- **WRITTEN TASK**:
Return the material below in full and exactly.

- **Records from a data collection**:

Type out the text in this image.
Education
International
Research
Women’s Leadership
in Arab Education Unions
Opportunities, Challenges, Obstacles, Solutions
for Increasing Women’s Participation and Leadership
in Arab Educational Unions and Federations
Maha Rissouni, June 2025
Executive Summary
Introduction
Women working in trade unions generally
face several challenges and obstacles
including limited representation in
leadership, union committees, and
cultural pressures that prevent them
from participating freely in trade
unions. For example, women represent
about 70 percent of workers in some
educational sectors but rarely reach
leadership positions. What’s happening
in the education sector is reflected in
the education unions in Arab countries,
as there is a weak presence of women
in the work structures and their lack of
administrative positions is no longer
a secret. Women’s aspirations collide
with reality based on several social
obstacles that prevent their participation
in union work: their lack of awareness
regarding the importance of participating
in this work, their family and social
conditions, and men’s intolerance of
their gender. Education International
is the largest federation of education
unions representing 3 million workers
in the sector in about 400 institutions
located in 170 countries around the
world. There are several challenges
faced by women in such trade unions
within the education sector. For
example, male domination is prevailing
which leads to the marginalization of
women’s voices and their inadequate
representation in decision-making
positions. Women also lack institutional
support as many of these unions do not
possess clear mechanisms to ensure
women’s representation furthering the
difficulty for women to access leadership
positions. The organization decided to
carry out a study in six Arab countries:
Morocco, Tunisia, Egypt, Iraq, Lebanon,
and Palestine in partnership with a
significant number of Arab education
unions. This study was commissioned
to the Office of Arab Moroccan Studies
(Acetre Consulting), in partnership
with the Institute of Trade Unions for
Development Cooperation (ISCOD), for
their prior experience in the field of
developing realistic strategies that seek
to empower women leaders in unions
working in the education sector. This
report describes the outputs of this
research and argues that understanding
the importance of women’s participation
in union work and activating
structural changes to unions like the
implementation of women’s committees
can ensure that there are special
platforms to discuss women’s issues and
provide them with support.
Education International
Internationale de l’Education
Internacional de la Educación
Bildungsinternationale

- **COMPLETE RESPONSE**:
Type out the text in this image.
Education
International
Research
Women’s Leadership
in Arab Education Unions
Opportunities, Challenges, Obstacles, Solutions
for Increasing Women’s Participation and Leadership
in Arab Educational Unions and Federations
Maha Rissouni, June 2025
Executive Summary
Introduction
Women working in trade unions generally
face several challenges and obstacles
including limited representation in
leadership, union committees, and
cultural pressures that prevent them
from participating freely in trade
unions. For example, women represent
about 70 percent of workers in some
educational sectors but rarely reach
leadership positions. What’s happening
in the education sector is reflected in
the education unions in Arab countries,
as there is a weak presence of women
in the work structures and their lack of
administrative positions is no longer
a secret. Women’s aspirations collide
with reality based on several social
obstacles that prevent their participation
in union work: their lack of awareness
regarding the importance of participating
in this work, their family and social
conditions, and men’s intolerance of
their gender. Education International
is the largest federation of education
unions representing 3 million workers
in the sector in about 400 institutions
located in 170 countries around the
world. There are several challenges
faced by women in such trade unions
within the education sector. For
example, male domination is prevailing
which leads to the marginalization of
women’s voices and their inadequate
representation in decision-making
positions. Women also lack institutional
support as many of these unions do not
possess clear mechanisms to ensure
women’s representation furthering the
difficulty for women to access leadership
positions. The organization decided to
carry out a study in six Arab countries:
Morocco, Tunisia, Egypt, Iraq, Lebanon,
and Palestine in partnership with a
significant number of Arab education
unions. This study was commissioned
to the Office of Arab Moroccan Studies
(Acetre Consulting), in partnership
with the Institute of Trade Unions for
Development Cooperation (ISCOD), for
their prior experience in the field of
developing realistic strategies that seek
to empower women leaders in unions
working in the education sector. This
report describes the outputs of this
research and argues that understanding
the importance of women’s participation
in union work and activating
structural changes to unions like the
implementation of women’s committees
can ensure that there are special
platforms to discuss women’s issues and
provide them with support.
Education International
Internationale de l’Education
Internacional de la Educación
Bildungsinternationale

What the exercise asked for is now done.